## Goal
Answer these questions using the passage on the Berkeley student movement:
1. How many people took part in the Vietnam Day Committee teach-in at Berkeley?
2. What was the yearly tuition at Berkeley in those days?
3. In what month and year did students protest outside San Francisco's City Hall over planned HUAC hearings?

## Passage to read
In Berkeley, the antiwar movement was more massive than anyplace else because of the Free Speech Movement before it. For example, the teach-in organised by the Vietnam Day Committee in late May lasted for three days at Berkeley, and 30,000 people participated in it. It began as a mass movement because of what had come before.
So the radicalisation began with the civil rights struggles of 1963 and 1964, and the Free Speech Movement further catalyzed student radicalisation in particular – not just in Berkeley, but internationally. And the antiwar movement represented a further radicalisation from there.
Why did this take place at Berkeley? First of all, Berkeley wasn’t the elite school then that it has become today. It was an excellent school, but the student body was mainly middle class – both lower-middle class and upper-middle class, but with more working-class than upper-class students. The upper class sent their kids to elite schools or to Stanford. Tuition at Berkeley in those days was $600 a year. In today’s dollars, that’s about $4,500, but it was still a school where the lower-middle class could afford to send its kids.
As I mentioned, a minority of Berkeley’s 25,000 students had already become engaged in political activity through the civil rights movement, and also in organising opposition to Sen. Joseph McCarthy’s anti-communist witch hunts.
In May 1960, hundreds of mostly college students protested outside San Francisco’s City Hall when McCarthy’s House Un-American Activities Committee (HUAC) planned hearings there. It was the first time that HUAC had faced such mass dissent. The anti-HUAC demonstration in San Francisco was really the start of the Berkeley student movement.
Those protests were the result of collaboration between the Young People’s Socialist League and the Communist Party. This helped to instil a radical political culture on the campus, so that when the Free Speech Movement began in 1964, there were eight or nine radical political clubs on campus that defined themselves as socialist in some form or another. They had a membership between them of 200 to 300 people and a periphery of another 200 people. Plus there were a couple hundred more people who had been involved in the civil rights movement and other sorts of groups, such as the campus chapter of the Congress of Racial Equality (CORE) or the Student Nonviolent Coordinating Committee (SNCC).
We were a minority, to be sure, but a significant minority. We were 600 or 700 people on a campus of 25,000, but during the Free Speech Movement, we were able to win the vast majority of the campus – and really, the vast majority of our generation. We started by winning a majority during the Free Speech Movement itself, and through the anti-Vietnam War movement, the vast majority.
But let me return to the beginning and the connection with the civil rights movement during the height of its nonviolent direct action phase. This began with the success of Martin Luther King’s Birmingham campaign in 1963 to challenge legal segregation in practically every aspect of civic life. You had the spectacle of mass confrontations between Black youth and the white political establishment, symbolised by Birmingham Police Chief Bull Connor – and what’s more, the movement prevailed on every front in Birmingham, which is why people everywhere looked to that event.

## Record extracts
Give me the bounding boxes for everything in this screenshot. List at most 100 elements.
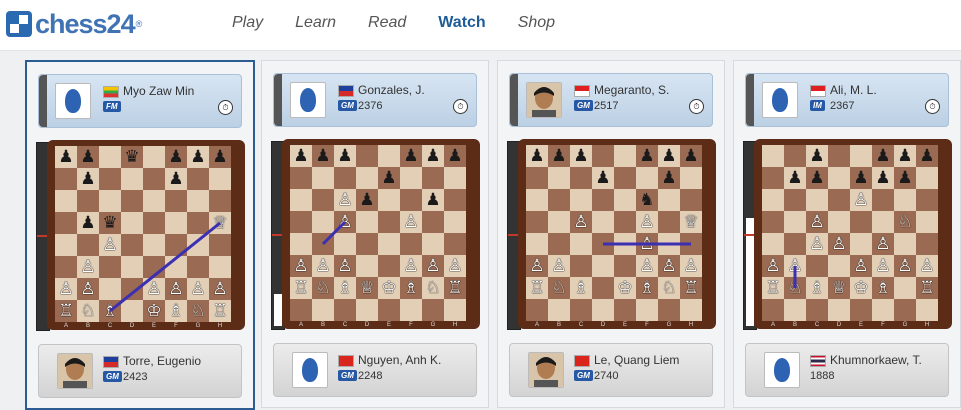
board-square[interactable] (548, 299, 570, 321)
board-square[interactable]: ♟ (894, 145, 916, 167)
board-square[interactable] (422, 211, 444, 233)
board-square[interactable]: ♟ (77, 168, 99, 190)
board-square[interactable] (762, 189, 784, 211)
board-square[interactable] (290, 189, 312, 211)
board-square[interactable] (592, 189, 614, 211)
board-grid[interactable]: ♟ ♟ ♟ ♟ ♟ ♟ ♟ ♟ ♞ ♙ ♙ ♕ ♙ ♙ ♙ ♙ ♙ ♙ ♖ ♘ ♗ ♔ ♗ ♘ ♖ (526, 145, 702, 321)
board-square[interactable] (680, 299, 702, 321)
board-square[interactable] (894, 233, 916, 255)
board-grid[interactable]: ♟ ♟ ♛ ♟ ♟ ♟ ♟ ♟ ♟ ♛ ♕ ♙ ♙ ♙ ♙ ♙ ♙ ♙ ♙ ♖ ♘ ♗ ♔ ♗ ♘ ♖ (55, 146, 231, 322)
board-square[interactable] (916, 233, 938, 255)
board-square[interactable]: ♟ (680, 145, 702, 167)
board-square[interactable]: ♟ (187, 146, 209, 168)
board-square[interactable] (548, 211, 570, 233)
board-square[interactable] (828, 189, 850, 211)
game-card[interactable]: Myo Zaw Min FM ⏱ ♟ ♟ ♛ ♟ ♟ ♟ ♟ ♟ ♟ ♛ ♕ ♙ ♙ ♙ ♙ ♙ ♙ ♙ ♙ ♖ ♘ ♗ ♔ ♗ ♘ ♖… (25, 60, 255, 410)
board-square[interactable] (894, 189, 916, 211)
board-square[interactable] (356, 167, 378, 189)
player-panel-top[interactable]: Ali, M. L. IM 2367 ⏱ (745, 73, 949, 127)
board-square[interactable] (121, 300, 143, 322)
board-square[interactable]: ♖ (680, 277, 702, 299)
board-square[interactable]: ♔ (614, 277, 636, 299)
board-square[interactable] (762, 145, 784, 167)
board-square[interactable] (614, 255, 636, 277)
board-square[interactable] (526, 189, 548, 211)
board-square[interactable] (121, 168, 143, 190)
board-square[interactable] (680, 233, 702, 255)
board-square[interactable]: ♙ (422, 255, 444, 277)
board-square[interactable]: ♗ (334, 277, 356, 299)
board-square[interactable] (143, 146, 165, 168)
board-square[interactable] (784, 211, 806, 233)
board-square[interactable] (614, 233, 636, 255)
board-square[interactable] (658, 299, 680, 321)
board-square[interactable] (872, 211, 894, 233)
board-square[interactable] (312, 189, 334, 211)
board-square[interactable] (334, 233, 356, 255)
board-square[interactable] (658, 189, 680, 211)
board-square[interactable] (378, 255, 400, 277)
board-square[interactable]: ♙ (784, 255, 806, 277)
board-square[interactable]: ♕ (680, 211, 702, 233)
board-square[interactable] (378, 211, 400, 233)
board-square[interactable] (422, 167, 444, 189)
board-square[interactable]: ♖ (209, 300, 231, 322)
board-square[interactable] (378, 299, 400, 321)
board-square[interactable] (548, 233, 570, 255)
board-square[interactable] (526, 299, 548, 321)
board-square[interactable]: ♘ (894, 211, 916, 233)
board-square[interactable] (636, 167, 658, 189)
board-square[interactable]: ♟ (872, 167, 894, 189)
board-square[interactable]: ♙ (400, 255, 422, 277)
board-square[interactable] (356, 233, 378, 255)
board-square[interactable] (356, 211, 378, 233)
board-square[interactable] (592, 211, 614, 233)
board-square[interactable]: ♘ (658, 277, 680, 299)
board-square[interactable]: ♟ (894, 167, 916, 189)
chess-board[interactable]: ♟ ♟ ♟ ♟ ♟ ♟ ♟ ♟ ♟ ♙ ♙ ♘ ♙ ♙ ♙ ♙ ♙ ♙ ♙ ♙ ♙ ♖ ♘ ♗ ♕ ♔ ♗ ♖ A B C D E F G H (754, 139, 952, 329)
board-square[interactable] (143, 212, 165, 234)
board-square[interactable] (121, 212, 143, 234)
board-square[interactable] (784, 189, 806, 211)
board-square[interactable]: ♙ (400, 211, 422, 233)
board-square[interactable] (400, 189, 422, 211)
board-square[interactable]: ♖ (55, 300, 77, 322)
board-square[interactable] (143, 234, 165, 256)
board-square[interactable]: ♙ (850, 255, 872, 277)
board-square[interactable] (614, 211, 636, 233)
board-square[interactable] (77, 234, 99, 256)
board-square[interactable] (614, 167, 636, 189)
board-square[interactable] (187, 256, 209, 278)
board-square[interactable]: ♟ (77, 212, 99, 234)
board-square[interactable] (592, 255, 614, 277)
board-square[interactable]: ♔ (143, 300, 165, 322)
board-square[interactable]: ♕ (209, 212, 231, 234)
board-square[interactable]: ♘ (422, 277, 444, 299)
game-card[interactable]: Gonzales, J. GM 2376 ⏱ ♟ ♟ ♟ ♟ ♟ ♟ ♟ ♙ ♟ ♟ ♙ ♙ ♙ ♙ ♙ ♙ ♙ ♙ ♖ ♘ ♗… (261, 60, 489, 408)
board-square[interactable] (290, 233, 312, 255)
board-square[interactable]: ♟ (334, 145, 356, 167)
board-square[interactable]: ♙ (165, 278, 187, 300)
board-square[interactable]: ♙ (636, 211, 658, 233)
board-square[interactable] (55, 212, 77, 234)
board-square[interactable]: ♟ (400, 145, 422, 167)
board-square[interactable]: ♙ (444, 255, 466, 277)
board-grid[interactable]: ♟ ♟ ♟ ♟ ♟ ♟ ♟ ♙ ♟ ♟ ♙ ♙ ♙ ♙ ♙ ♙ ♙ ♙ ♖ ♘ ♗ ♕ ♔ ♗ ♘ ♖ (290, 145, 466, 321)
chess-board[interactable]: ♟ ♟ ♟ ♟ ♟ ♟ ♟ ♙ ♟ ♟ ♙ ♙ ♙ ♙ ♙ ♙ ♙ ♙ ♖ ♘ ♗ ♕ ♔ ♗ ♘ ♖ A B C D E F G H (282, 139, 480, 329)
board-square[interactable] (894, 299, 916, 321)
board-square[interactable] (165, 256, 187, 278)
board-square[interactable]: ♙ (658, 255, 680, 277)
board-square[interactable]: ♙ (187, 278, 209, 300)
board-square[interactable] (592, 299, 614, 321)
board-square[interactable]: ♟ (806, 167, 828, 189)
nav-watch[interactable]: Watch (438, 14, 485, 32)
board-square[interactable] (444, 167, 466, 189)
board-square[interactable]: ♘ (548, 277, 570, 299)
board-square[interactable] (209, 168, 231, 190)
chess-board[interactable]: ♟ ♟ ♛ ♟ ♟ ♟ ♟ ♟ ♟ ♛ ♕ ♙ ♙ ♙ ♙ ♙ ♙ ♙ ♙ ♖ ♘ ♗ ♔ ♗ ♘ ♖ A B C D E F G H (47, 140, 245, 330)
board-square[interactable]: ♟ (916, 145, 938, 167)
board-square[interactable]: ♘ (784, 277, 806, 299)
board-square[interactable] (784, 233, 806, 255)
board-square[interactable]: ♟ (784, 167, 806, 189)
board-square[interactable] (806, 255, 828, 277)
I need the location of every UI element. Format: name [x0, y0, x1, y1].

## The answer
1. 30,000 people
2. $600 a year
3. May 1960